Begin DOCUMENT EXCERPT

Datacom was initially designed to rapidly retrieve data from massive files using Inverted List technology. Although very well suited for rapid retrieval, it was less effective when handling large amounts of data maintenance. To solve this problem, Datacom/DB transitioned to relational technology utilizing special index-driven capabilities that radically improved maintenance with no loss in retrieval speed. This relational version of Datacom served as the foundation for a continuing stream of industry-leading enhancements that have preserved its position as an extremely cost-effective and high-performing DBMS for the IBM mainframe.

History

Credit Bureau industry

In the 1950s and 1960s, credit bureaus were local organizations that maintained paper records about local borrowers and retail customers, usually storing these records in small envelopes filed in literally hundreds of file cabinets. In fact, one major credit bureau attempted to speed up its transaction rate by having its employees wear roller skates to move rapidly from file cabinet to file cabinet!

End DOCUMENT EXCERPT

*WORK INSTRUCTIONS:*
**1)** In the Datacom excerpt:
(a) What technology was Datacom originally designed to use for retrieving data?
(b) Where did credit bureaus of the 1950s and 1960s store their paper records?
(c) What did one major credit bureau have its employees wear?
**2)** Can you put this sentence from the Datacom excerpt into Spanish: "Datacom was initially designed to rapidly retrieve data from massive files using Inverted List technology."
**3)** Would you copy the Datacom excerpt from "Datacom was initially" to "the IBM mainframe."?
None of the lines after this relate to the Datacom excerpt.

Begin INFORMATION PROVIDED

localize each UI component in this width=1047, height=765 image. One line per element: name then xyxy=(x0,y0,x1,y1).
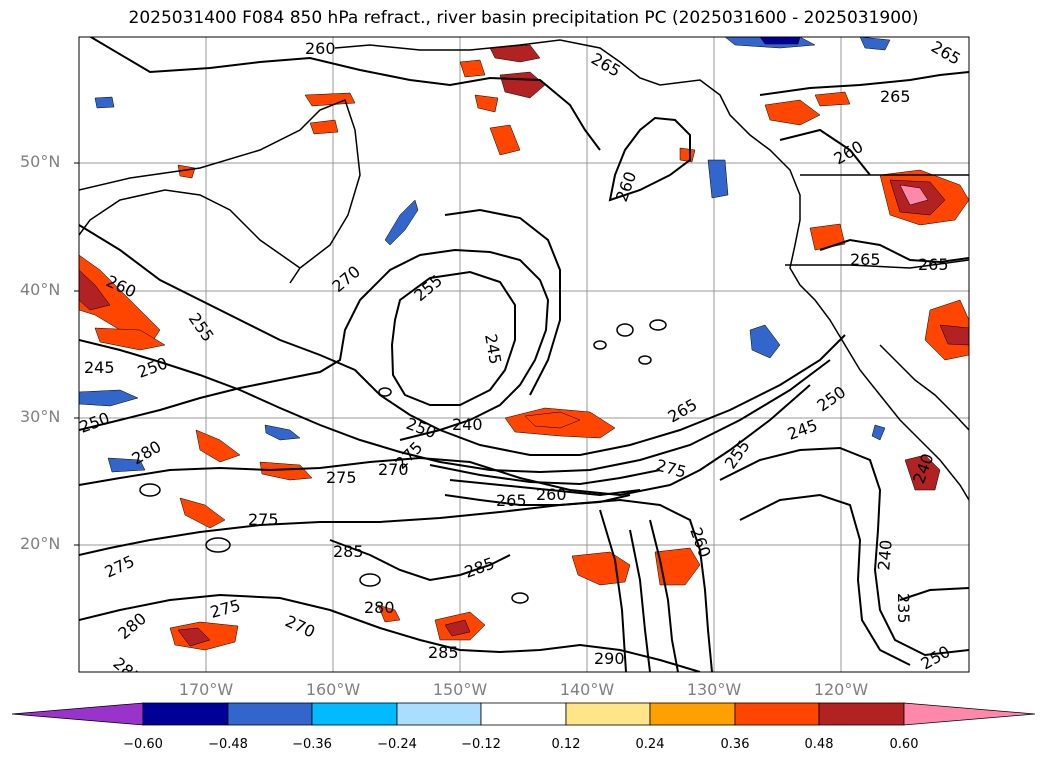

End INFORMATION PROVIDED

*RESULTS:*
**1)**
(a) Inverted List technology
(b) In small envelopes filed in hundreds of file cabinets
(c) Roller skates

**2)** Datacom se diseñó inicialmente para recuperar datos rápidamente de archivos masivos mediante la tecnología de listas invertidas.

**3)**
Datacom was initially designed to rapidly retrieve data from massive files using Inverted List technology. Although very well suited for rapid retrieval, it was less effective when handling large amounts of data maintenance. To solve this problem, Datacom/DB transitioned to relational technology utilizing special index-driven capabilities that radically improved maintenance with no loss in retrieval speed. This relational version of Datacom served as the foundation for a continuing stream of industry-leading enhancements that have preserved its position as an extremely cost-effective and high-performing DBMS for the IBM mainframe.